CHICHICASTENANGO (GUATEMALA).- Revise cualquier tipo de publicidad sobre Guatemala. Verá sus maravillosos templos mayas de Tikal, su increíble lago de Atitlán, sus mercados coloridos de Chichicastenango, las callejuelas rectilíneas de Antigua, la vieja capital colonial destruida por un terremoto. Y, sobre todo, verá deslumbrantes retratos de indígenas o escenas pintorescas y costumbristas de gran candencia y equilibrio que parecieran sacadas de un mundo ideal. Pero todo es pura ficción. El color impide ver la cara oculta de una sociedad golpeada por el dolor, el olvido y el racismo más descarnado.
Un niño ante murales de origen maya en Chichicastenango.
Siempre he pensado que Guatemala es, junto con Perú, uno de los países con los niveles de racismo más altos del mundo. No ha habido un apartheid oficial, pero los blancos 'de raza aria', que algunos llaman 'los hijos de las 50 putas' (en recuerdo de las prostitutas españolas enviadas desde la metrópoli para calmar las atolondradas ansias sexuales de los conquistadores, empecinados en violar con saña a las indígenas) lo ejercen cada día.
Hace 25 años visité por primera vez Guatemala. En un cuarto de siglo muchos países cambian radicalmente. Mejoran sus niveles de escolarización y asistencia sanitaria, crece la renta per cápìta de los sectores más desfavorecidos, asumen proyectos de gran importancia estratégica para el conjunto de la sociedad.
Menos Guatemala. Sí, hay algunas carreteras mejor asfaltadas y más escuelas de educación primaria en las aldeas. Así los niños se pueden integrar en la dura supervivencia diaria sabiendo sumar y leer a un nivel básico. Sí, puede que la mortalidad infantil haya descendido unas décimas. Sí, algunos hijos de indígenas consiguen llegar a la universidad después de hacer un esfuerzo titánico. Pero los explotados, que aquí es sinónimo de indígenas, siguen siendo pobres de solemnidad.
..............................
Qué se pide:
(1) ¿Qué ciudad se describe en el fragmento sobre Guatemala como la vieja capital colonial destruida por un terremoto?
(2) Reproduce tal cual el pasaje del fragmento sobre Guatemala que va de "Siempre he pensado" a "de la sociedad.".
Apóyate solo en el fragmento sobre Guatemala.

(Registros de anotación del diseño)
..............................
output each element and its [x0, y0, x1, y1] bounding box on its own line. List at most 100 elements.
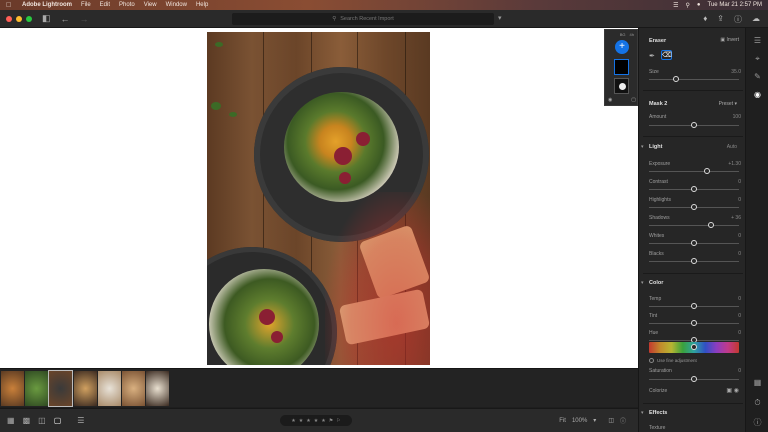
light-slider[interactable] — [649, 204, 739, 210]
crop-icon[interactable]: ⌖ — [753, 54, 762, 63]
menu-photo[interactable]: Photo — [119, 2, 135, 8]
auto-button[interactable]: Auto — [727, 144, 737, 150]
menu-file[interactable]: File — [81, 2, 91, 8]
light-slider-knob[interactable] — [704, 168, 710, 174]
minimize-window-button[interactable] — [16, 15, 22, 22]
apple-icon[interactable]:  — [6, 2, 14, 9]
forward-arrow-icon[interactable]: → — [80, 14, 89, 24]
chevron-down-icon[interactable]: ▾ — [641, 410, 644, 416]
menu-edit[interactable]: Edit — [100, 2, 110, 8]
siri-icon[interactable]: ● — [697, 2, 701, 8]
colorize-swatch-icon[interactable]: ▣ ◉ — [726, 387, 739, 394]
overlay-toggle-icon[interactable]: ◉ — [608, 97, 612, 103]
flag-icon[interactable]: ⚑ — [329, 418, 333, 424]
color-value[interactable]: 0 — [738, 296, 741, 302]
light-value[interactable]: +1.30 — [728, 161, 741, 167]
invert-toggle[interactable]: ▣ Invert — [720, 37, 739, 43]
filmstrip-thumbnail[interactable] — [122, 371, 145, 406]
eraser-icon[interactable]: ⌫ — [661, 50, 672, 60]
light-value[interactable]: 0 — [738, 251, 741, 257]
effects-section-title[interactable]: Effects — [649, 410, 667, 416]
hue-spectrum-bar[interactable] — [649, 342, 739, 353]
menu-view[interactable]: View — [144, 2, 157, 8]
light-value[interactable]: 0 — [738, 233, 741, 239]
color-value[interactable]: 0 — [738, 313, 741, 319]
chevron-down-icon[interactable]: ▾ — [641, 280, 644, 286]
mask-name[interactable]: Mask 2 — [649, 101, 667, 107]
sort-icon[interactable]: ☰ — [77, 416, 84, 425]
light-slider-knob[interactable] — [708, 222, 714, 228]
color-section-title[interactable]: Color — [649, 280, 663, 286]
size-value[interactable]: 35.0 — [731, 69, 741, 75]
filmstrip-thumbnail[interactable] — [1, 371, 24, 406]
search-input[interactable]: ⚲ Search Recent Import — [232, 13, 494, 25]
menu-help[interactable]: Help — [196, 2, 208, 8]
versions-icon[interactable]: ⏱ — [753, 398, 762, 407]
light-value[interactable]: 0 — [738, 197, 741, 203]
filmstrip-thumbnail-selected[interactable] — [48, 370, 73, 407]
healing-icon[interactable]: ✎ — [753, 72, 762, 81]
size-slider[interactable] — [649, 76, 739, 82]
filmstrip-thumbnail[interactable] — [146, 371, 169, 406]
share-icon[interactable]: ⇪ — [717, 14, 724, 25]
zoom-window-button[interactable] — [26, 15, 32, 22]
preset-dropdown[interactable]: Preset ▾ — [719, 101, 737, 107]
light-value[interactable]: 0 — [738, 179, 741, 185]
color-value[interactable]: 0 — [738, 330, 741, 336]
color-slider-knob[interactable] — [691, 320, 697, 326]
reject-flag-icon[interactable]: ⚐ — [336, 418, 340, 424]
zoom-level[interactable]: 100% — [572, 418, 587, 424]
panel-toggle-icon[interactable]: ◧ — [42, 13, 51, 24]
menu-window[interactable]: Window — [166, 2, 187, 8]
presets-icon[interactable]: ▦ — [753, 378, 762, 387]
detail-view-icon[interactable]: ▢ — [54, 416, 62, 425]
light-slider-knob[interactable] — [691, 240, 697, 246]
compare-view-icon[interactable]: ◫ — [38, 416, 46, 425]
fine-adjust-radio[interactable] — [649, 358, 654, 363]
filmstrip-thumbnail[interactable] — [74, 371, 97, 406]
saturation-value[interactable]: 0 — [738, 368, 741, 374]
amount-slider-knob[interactable] — [691, 122, 697, 128]
light-slider[interactable] — [649, 186, 739, 192]
back-arrow-icon[interactable]: ← — [61, 14, 70, 24]
search-menubar-icon[interactable]: ⚲ — [686, 2, 690, 9]
notifications-icon[interactable]: ♦ — [703, 14, 707, 25]
light-slider[interactable] — [649, 168, 739, 174]
info-icon[interactable]: ⓘ — [753, 418, 762, 427]
close-window-button[interactable] — [6, 15, 12, 22]
hue-knob[interactable] — [691, 344, 697, 350]
light-slider-knob[interactable] — [691, 186, 697, 192]
edit-sliders-icon[interactable]: ☰ — [753, 36, 762, 45]
size-slider-knob[interactable] — [673, 76, 679, 82]
photo-canvas[interactable] — [0, 28, 638, 368]
amount-value[interactable]: 100 — [733, 114, 741, 120]
light-slider[interactable] — [649, 222, 739, 228]
chevron-down-icon[interactable]: ▾ — [641, 144, 644, 150]
filmstrip-thumbnail[interactable] — [98, 371, 121, 406]
photo-image[interactable] — [207, 32, 430, 365]
light-value[interactable]: + 36 — [731, 215, 741, 221]
add-mask-button[interactable]: + — [615, 40, 629, 54]
filter-icon[interactable]: ▾ — [498, 14, 502, 22]
mask-thumbnail-selected[interactable] — [614, 59, 629, 75]
info-overlay-icon[interactable]: ⓘ — [620, 416, 626, 425]
light-section-title[interactable]: Light — [649, 144, 662, 150]
options-icon[interactable]: ▢ — [631, 97, 636, 103]
color-slider[interactable] — [649, 337, 739, 343]
saturation-slider[interactable] — [649, 376, 739, 382]
light-slider-knob[interactable] — [691, 258, 697, 264]
filmstrip-thumbnail[interactable] — [25, 371, 48, 406]
square-grid-icon[interactable]: ▩ — [23, 416, 31, 425]
color-slider[interactable] — [649, 320, 739, 326]
fit-label[interactable]: Fit — [559, 418, 566, 424]
chevron-down-icon[interactable]: ▾ — [593, 417, 596, 424]
before-after-icon[interactable]: ◫ — [608, 417, 614, 424]
color-slider[interactable] — [649, 303, 739, 309]
saturation-slider-knob[interactable] — [691, 376, 697, 382]
control-center-icon[interactable]: ☰ — [673, 2, 678, 9]
amount-slider[interactable] — [649, 122, 739, 128]
cloud-sync-icon[interactable]: ☁ — [752, 14, 760, 25]
app-name[interactable]: Adobe Lightroom — [22, 2, 72, 8]
light-slider[interactable] — [649, 258, 739, 264]
light-slider-knob[interactable] — [691, 204, 697, 210]
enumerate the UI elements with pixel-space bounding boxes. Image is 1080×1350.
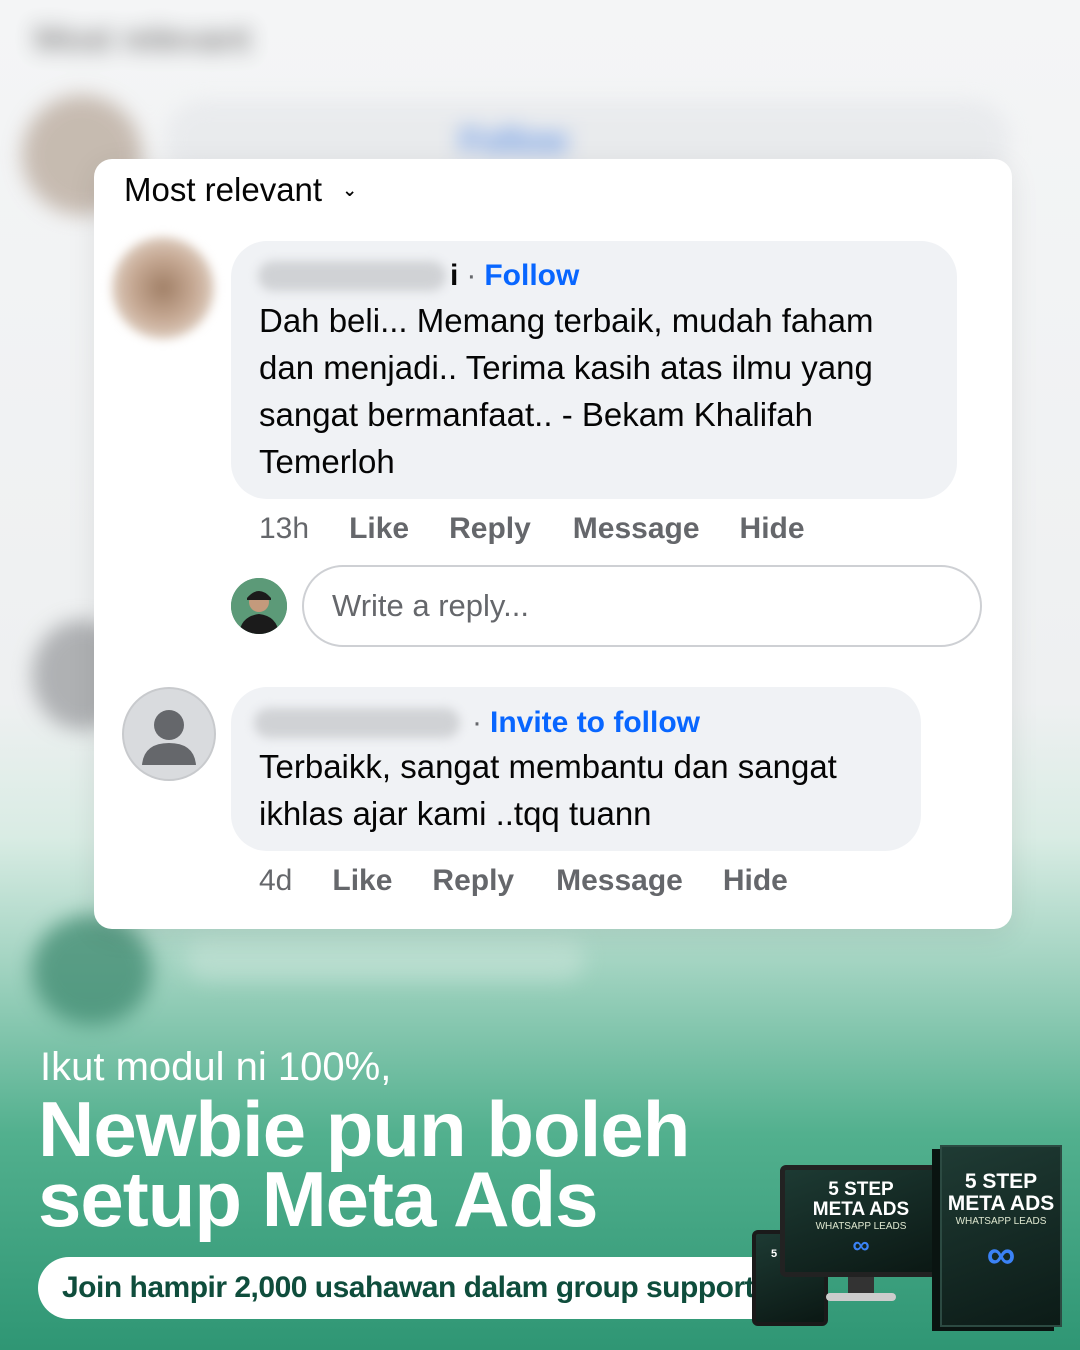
reply-input[interactable]	[302, 565, 982, 647]
hide-button[interactable]: Hide	[740, 512, 805, 546]
background-avatar-3	[32, 915, 152, 1025]
product-title-line1: 5 STEP	[828, 1179, 894, 1200]
comment-actions: 13h Like Reply Message Hide	[259, 512, 805, 546]
message-button[interactable]: Message	[573, 512, 700, 546]
user-photo-icon	[231, 578, 287, 634]
promo-title-line: Newbie pun boleh	[38, 1085, 690, 1173]
separator-dot: ·	[472, 706, 482, 739]
commenter-name-row: · Invite to follow	[254, 706, 700, 740]
comment-line: dan menjadi.. Terima kasih atas ilmu yan…	[259, 349, 873, 386]
sort-label: Most relevant	[124, 171, 323, 208]
background-sort-label: Most relevant	[34, 18, 251, 59]
cta-label: Join hampir 2,000 usahawan dalam group s…	[62, 1271, 755, 1304]
comments-card: Most relevant ⌄ i · Follow Dah beli... M…	[94, 159, 1012, 929]
comment-line: ikhlas ajar kami ..tqq tuann	[259, 795, 652, 832]
comment-line: Dah beli... Memang terbaik, mudah faham	[259, 302, 874, 339]
commenter-name-tail[interactable]: i	[450, 259, 458, 293]
join-group-button[interactable]: Join hampir 2,000 usahawan dalam group s…	[38, 1257, 826, 1319]
promo-title: Newbie pun boleh setup Meta Ads	[38, 1085, 798, 1243]
commenter-name-redacted[interactable]	[258, 261, 446, 291]
like-button[interactable]: Like	[332, 864, 392, 898]
product-box-title-line3: WHATSAPP LEADS	[955, 1216, 1047, 1227]
message-button[interactable]: Message	[556, 864, 683, 898]
meta-logo-icon: ∞	[986, 1233, 1016, 1277]
hide-button[interactable]: Hide	[723, 864, 788, 898]
sort-dropdown[interactable]: Most relevant ⌄	[124, 171, 357, 209]
product-title-line2: META ADS	[812, 1199, 910, 1220]
comment-timestamp[interactable]: 13h	[259, 512, 309, 546]
invite-to-follow-link[interactable]: Invite to follow	[490, 706, 700, 740]
comment-line: sangat bermanfaat.. - Bekam Khalifah	[259, 396, 813, 433]
comment-actions: 4d Like Reply Message Hide	[259, 864, 788, 898]
product-box-title-line1: 5 STEP	[964, 1170, 1038, 1193]
comment-line: Temerloh	[259, 443, 395, 480]
product-box-title-line2: META ADS	[947, 1192, 1055, 1215]
like-button[interactable]: Like	[349, 512, 409, 546]
promo-subtitle: Ikut modul ni 100%,	[40, 1045, 392, 1089]
current-user-avatar[interactable]	[231, 578, 287, 634]
product-monitor-mockup: 5 STEP META ADS WHATSAPP LEADS ∞	[780, 1165, 942, 1277]
commenter-name-redacted[interactable]	[254, 708, 460, 738]
reply-button[interactable]: Reply	[449, 512, 531, 546]
comment-timestamp[interactable]: 4d	[259, 864, 292, 898]
meta-logo-icon: ∞	[852, 1232, 870, 1259]
commenter-avatar[interactable]	[112, 237, 214, 339]
promo-title-line: setup Meta Ads	[38, 1155, 599, 1243]
default-user-icon	[142, 710, 196, 765]
comment-line: Terbaikk, sangat membantu dan sangat	[259, 748, 837, 785]
follow-link[interactable]: Follow	[484, 259, 579, 293]
monitor-base	[826, 1293, 896, 1301]
chevron-down-icon: ⌄	[342, 179, 358, 200]
commenter-avatar-default[interactable]	[122, 687, 216, 781]
background-bubble-2	[185, 935, 585, 980]
comment-text: Dah beli... Memang terbaik, mudah faham …	[259, 297, 873, 485]
reply-button[interactable]: Reply	[432, 864, 514, 898]
commenter-name-row: i · Follow	[258, 259, 579, 293]
comment-text: Terbaikk, sangat membantu dan sangat ikh…	[259, 743, 837, 837]
background-follow-link: Follow	[460, 122, 568, 160]
product-box-mockup: 5 STEP META ADS WHATSAPP LEADS ∞	[940, 1145, 1062, 1327]
separator-dot: ·	[466, 259, 477, 292]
..............................
Respuestas por tarea:
(1) Antigua.

(2)
Siempre he pensado que Guatemala es, junto con Perú, uno de los países con los niveles de racismo más altos del mundo. No ha habido un apartheid oficial, pero los blancos 'de raza aria', que algunos llaman 'los hijos de las 50 putas' (en recuerdo de las prostitutas españolas enviadas desde la metrópoli para calmar las atolondradas ansias sexuales de los conquistadores, empecinados en violar con saña a las indígenas) lo ejercen cada día.
Hace 25 años visité por primera vez Guatemala. En un cuarto de siglo muchos países cambian radicalmente. Mejoran sus niveles de escolarización y asistencia sanitaria, crece la renta per cápìta de los sectores más desfavorecidos, asumen proyectos de gran importancia estratégica para el conjunto de la sociedad.